### WRITTEN EXERCISE:
Starting at the line with "Enumerate this screenshot's", return every line through the final one of the data, word for word. Pictures stay out.

"""

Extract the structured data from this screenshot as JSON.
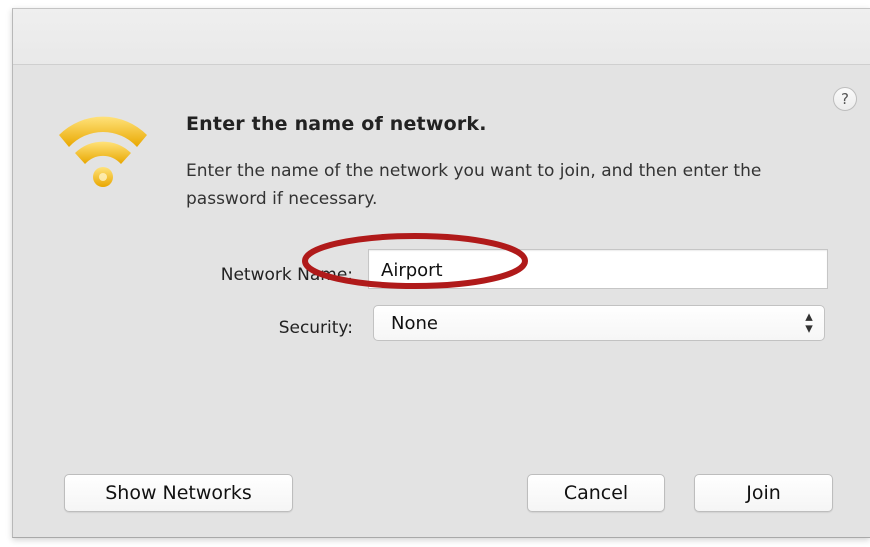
{
  "dialog": {
    "heading": "Enter the name of network.",
    "description": "Enter the name of the network you want to join, and then enter the password if necessary.",
    "help_label": "?"
  },
  "icons": {
    "wifi": "wifi-icon",
    "help": "help-icon",
    "select_chevrons": "up-down-chevron-icon"
  },
  "form": {
    "network_name_label": "Network Name:",
    "network_name_value": "Airport",
    "security_label": "Security:",
    "security_value": "None"
  },
  "buttons": {
    "show_networks": "Show Networks",
    "cancel": "Cancel",
    "join": "Join"
  },
  "colors": {
    "wifi_gold": "#f5c12a",
    "annotation_red": "#b01a1a",
    "window_bg": "#e3e3e3"
  }
}
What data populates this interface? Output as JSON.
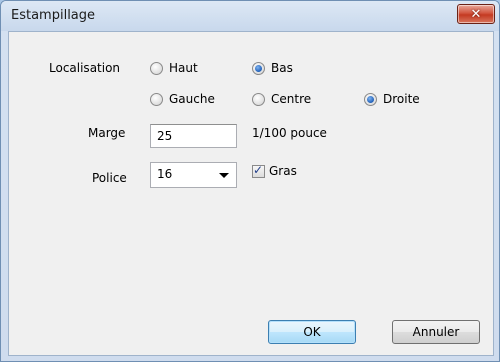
{
  "window": {
    "title": "Estampillage",
    "close_glyph": "✕"
  },
  "location": {
    "label": "Localisation",
    "options": {
      "haut": "Haut",
      "bas": "Bas",
      "gauche": "Gauche",
      "centre": "Centre",
      "droite": "Droite"
    },
    "selected_vertical": "Bas",
    "selected_horizontal": "Droite"
  },
  "margin": {
    "label": "Marge",
    "value": "25",
    "unit": "1/100 pouce"
  },
  "font": {
    "label": "Police",
    "value": "16",
    "bold_label": "Gras",
    "bold_checked": true
  },
  "buttons": {
    "ok": "OK",
    "cancel": "Annuler"
  }
}
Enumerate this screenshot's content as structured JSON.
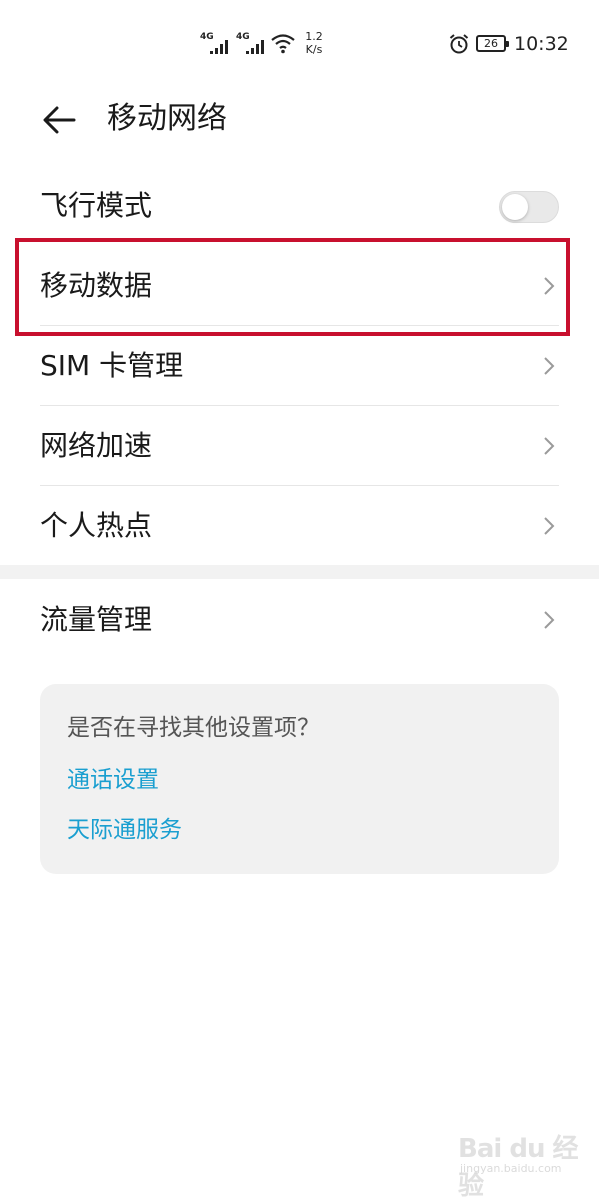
{
  "status_bar": {
    "sim1_network": "4G",
    "sim2_network": "4G",
    "speed_value": "1.2",
    "speed_unit": "K/s",
    "battery": "26",
    "time": "10:32"
  },
  "header": {
    "title": "移动网络"
  },
  "list": {
    "items": [
      {
        "label": "飞行模式",
        "type": "toggle",
        "on": false
      },
      {
        "label": "移动数据",
        "type": "nav",
        "highlighted": true
      },
      {
        "label": "SIM 卡管理",
        "type": "nav"
      },
      {
        "label": "网络加速",
        "type": "nav"
      },
      {
        "label": "个人热点",
        "type": "nav"
      },
      {
        "label": "流量管理",
        "type": "nav"
      }
    ]
  },
  "suggestion": {
    "question": "是否在寻找其他设置项？",
    "links": [
      "通话设置",
      "天际通服务"
    ]
  },
  "colors": {
    "highlight_border": "#c8102e",
    "link": "#1a9fd0",
    "card_background": "#f1f1f1"
  },
  "watermark": {
    "brand": "Bai du 经验",
    "url": "jingyan.baidu.com"
  }
}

"""

### RESULT BELOW:
Enumerate this screenshot's content as structured JSON.
{
  "status_bar": {
    "sim1_network": "4G",
    "sim2_network": "4G",
    "speed_value": "1.2",
    "speed_unit": "K/s",
    "battery": "26",
    "time": "10:32"
  },
  "header": {
    "title": "移动网络"
  },
  "list": {
    "items": [
      {
        "label": "飞行模式",
        "type": "toggle",
        "on": false
      },
      {
        "label": "移动数据",
        "type": "nav",
        "highlighted": true
      },
      {
        "label": "SIM 卡管理",
        "type": "nav"
      },
      {
        "label": "网络加速",
        "type": "nav"
      },
      {
        "label": "个人热点",
        "type": "nav"
      },
      {
        "label": "流量管理",
        "type": "nav"
      }
    ]
  },
  "suggestion": {
    "question": "是否在寻找其他设置项？",
    "links": [
      "通话设置",
      "天际通服务"
    ]
  },
  "colors": {
    "highlight_border": "#c8102e",
    "link": "#1a9fd0",
    "card_background": "#f1f1f1"
  },
  "watermark": {
    "brand": "Bai du 经验",
    "url": "jingyan.baidu.com"
  }
}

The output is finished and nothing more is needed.